— begin STORED DATA —

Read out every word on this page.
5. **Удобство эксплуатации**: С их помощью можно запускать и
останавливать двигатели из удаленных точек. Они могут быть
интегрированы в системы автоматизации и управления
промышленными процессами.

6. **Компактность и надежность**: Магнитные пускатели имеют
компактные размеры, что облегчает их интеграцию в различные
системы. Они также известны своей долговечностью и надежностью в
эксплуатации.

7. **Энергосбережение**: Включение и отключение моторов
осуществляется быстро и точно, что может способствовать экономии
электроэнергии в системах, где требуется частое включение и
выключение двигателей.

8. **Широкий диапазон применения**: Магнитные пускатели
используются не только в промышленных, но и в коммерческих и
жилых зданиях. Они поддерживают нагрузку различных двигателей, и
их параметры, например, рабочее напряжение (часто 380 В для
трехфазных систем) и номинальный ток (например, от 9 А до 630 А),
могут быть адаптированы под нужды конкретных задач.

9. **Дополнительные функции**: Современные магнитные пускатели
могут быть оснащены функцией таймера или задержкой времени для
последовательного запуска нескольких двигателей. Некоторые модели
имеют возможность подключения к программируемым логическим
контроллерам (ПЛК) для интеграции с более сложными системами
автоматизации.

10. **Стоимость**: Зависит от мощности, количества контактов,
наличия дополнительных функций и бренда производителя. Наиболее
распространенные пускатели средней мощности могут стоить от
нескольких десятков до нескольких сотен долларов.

— end STORED DATA —

• [THE TASK] Write out each line of the data above again, exactly as given.

• [OUTPUT BELOW]
Read out every word on this page.
5. **Удобство эксплуатации**: С их помощью можно запускать и
останавливать двигатели из удаленных точек. Они могут быть
интегрированы в системы автоматизации и управления
промышленными процессами.

6. **Компактность и надежность**: Магнитные пускатели имеют
компактные размеры, что облегчает их интеграцию в различные
системы. Они также известны своей долговечностью и надежностью в
эксплуатации.

7. **Энергосбережение**: Включение и отключение моторов
осуществляется быстро и точно, что может способствовать экономии
электроэнергии в системах, где требуется частое включение и
выключение двигателей.

8. **Широкий диапазон применения**: Магнитные пускатели
используются не только в промышленных, но и в коммерческих и
жилых зданиях. Они поддерживают нагрузку различных двигателей, и
их параметры, например, рабочее напряжение (часто 380 В для
трехфазных систем) и номинальный ток (например, от 9 А до 630 А),
могут быть адаптированы под нужды конкретных задач.

9. **Дополнительные функции**: Современные магнитные пускатели
могут быть оснащены функцией таймера или задержкой времени для
последовательного запуска нескольких двигателей. Некоторые модели
имеют возможность подключения к программируемым логическим
контроллерам (ПЛК) для интеграции с более сложными системами
автоматизации.

10. **Стоимость**: Зависит от мощности, количества контактов,
наличия дополнительных функций и бренда производителя. Наиболее
распространенные пускатели средней мощности могут стоить от
нескольких десятков до нескольких сотен долларов.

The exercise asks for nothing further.